* start *

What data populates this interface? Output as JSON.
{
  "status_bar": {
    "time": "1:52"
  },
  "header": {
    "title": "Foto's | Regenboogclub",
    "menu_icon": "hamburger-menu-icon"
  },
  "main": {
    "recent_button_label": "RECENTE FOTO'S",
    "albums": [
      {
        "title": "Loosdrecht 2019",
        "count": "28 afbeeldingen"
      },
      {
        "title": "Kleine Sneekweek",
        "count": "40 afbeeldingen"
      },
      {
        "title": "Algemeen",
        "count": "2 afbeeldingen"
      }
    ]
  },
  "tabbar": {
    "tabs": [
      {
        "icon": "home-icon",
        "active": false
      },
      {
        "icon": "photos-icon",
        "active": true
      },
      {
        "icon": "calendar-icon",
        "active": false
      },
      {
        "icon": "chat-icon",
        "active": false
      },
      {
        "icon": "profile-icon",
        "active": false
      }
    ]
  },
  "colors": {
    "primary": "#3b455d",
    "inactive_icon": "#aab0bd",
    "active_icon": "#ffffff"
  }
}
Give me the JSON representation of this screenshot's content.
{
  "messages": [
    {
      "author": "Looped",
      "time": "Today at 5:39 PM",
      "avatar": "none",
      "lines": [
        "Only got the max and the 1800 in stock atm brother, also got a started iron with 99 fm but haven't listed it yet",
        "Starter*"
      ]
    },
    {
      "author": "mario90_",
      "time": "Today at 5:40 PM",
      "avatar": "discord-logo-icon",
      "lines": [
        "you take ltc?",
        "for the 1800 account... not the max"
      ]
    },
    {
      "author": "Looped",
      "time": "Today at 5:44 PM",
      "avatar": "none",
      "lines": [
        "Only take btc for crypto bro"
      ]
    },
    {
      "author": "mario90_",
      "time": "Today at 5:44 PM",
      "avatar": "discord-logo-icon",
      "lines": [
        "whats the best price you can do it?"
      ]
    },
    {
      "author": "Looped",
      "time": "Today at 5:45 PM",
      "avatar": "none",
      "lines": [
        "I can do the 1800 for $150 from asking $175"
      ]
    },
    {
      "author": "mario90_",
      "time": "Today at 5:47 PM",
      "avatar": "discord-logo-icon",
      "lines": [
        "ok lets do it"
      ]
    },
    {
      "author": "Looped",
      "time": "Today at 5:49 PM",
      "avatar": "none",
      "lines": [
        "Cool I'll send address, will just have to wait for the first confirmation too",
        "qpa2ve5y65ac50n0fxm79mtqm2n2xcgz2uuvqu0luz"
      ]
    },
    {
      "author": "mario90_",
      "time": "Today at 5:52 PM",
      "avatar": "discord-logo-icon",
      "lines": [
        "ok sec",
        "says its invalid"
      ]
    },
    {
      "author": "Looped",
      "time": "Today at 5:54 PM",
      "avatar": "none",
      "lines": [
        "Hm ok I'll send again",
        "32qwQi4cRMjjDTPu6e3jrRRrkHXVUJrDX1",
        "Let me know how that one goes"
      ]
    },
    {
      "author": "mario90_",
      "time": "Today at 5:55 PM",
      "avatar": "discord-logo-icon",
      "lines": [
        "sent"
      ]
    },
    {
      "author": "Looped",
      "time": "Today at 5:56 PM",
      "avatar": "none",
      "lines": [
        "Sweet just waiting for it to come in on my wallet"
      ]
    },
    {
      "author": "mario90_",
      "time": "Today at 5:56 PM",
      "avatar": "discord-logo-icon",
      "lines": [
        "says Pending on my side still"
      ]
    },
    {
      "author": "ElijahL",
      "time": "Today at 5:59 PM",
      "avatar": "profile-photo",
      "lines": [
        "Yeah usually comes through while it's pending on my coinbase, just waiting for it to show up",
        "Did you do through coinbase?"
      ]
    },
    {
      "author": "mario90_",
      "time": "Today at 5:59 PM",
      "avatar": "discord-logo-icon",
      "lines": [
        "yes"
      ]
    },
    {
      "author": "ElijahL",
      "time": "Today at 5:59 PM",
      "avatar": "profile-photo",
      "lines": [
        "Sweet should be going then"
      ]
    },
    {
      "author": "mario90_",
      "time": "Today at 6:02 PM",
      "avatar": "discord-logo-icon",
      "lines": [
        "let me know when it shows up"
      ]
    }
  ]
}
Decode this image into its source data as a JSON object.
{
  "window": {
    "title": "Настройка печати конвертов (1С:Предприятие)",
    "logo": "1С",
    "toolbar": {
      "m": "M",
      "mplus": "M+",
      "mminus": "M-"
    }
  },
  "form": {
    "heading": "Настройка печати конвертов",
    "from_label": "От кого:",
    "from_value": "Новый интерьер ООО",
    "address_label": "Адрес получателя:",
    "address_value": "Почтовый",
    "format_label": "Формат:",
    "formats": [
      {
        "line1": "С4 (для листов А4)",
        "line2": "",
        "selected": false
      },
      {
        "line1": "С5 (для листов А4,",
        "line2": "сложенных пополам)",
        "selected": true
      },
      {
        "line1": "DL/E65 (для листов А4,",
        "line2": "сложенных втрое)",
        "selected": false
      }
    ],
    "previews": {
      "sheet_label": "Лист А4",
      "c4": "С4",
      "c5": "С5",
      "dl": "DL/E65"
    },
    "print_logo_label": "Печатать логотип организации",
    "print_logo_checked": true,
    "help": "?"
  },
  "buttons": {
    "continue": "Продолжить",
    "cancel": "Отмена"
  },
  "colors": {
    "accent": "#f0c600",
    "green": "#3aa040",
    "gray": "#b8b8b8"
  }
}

* end *

SET PROBLEM » Take each line containing the string "листов" and copy it out.

FINAL RESULT »
        "line1": "С4 (для листов А4)",
        "line1": "С5 (для листов А4,",
        "line1": "DL/E65 (для листов А4,",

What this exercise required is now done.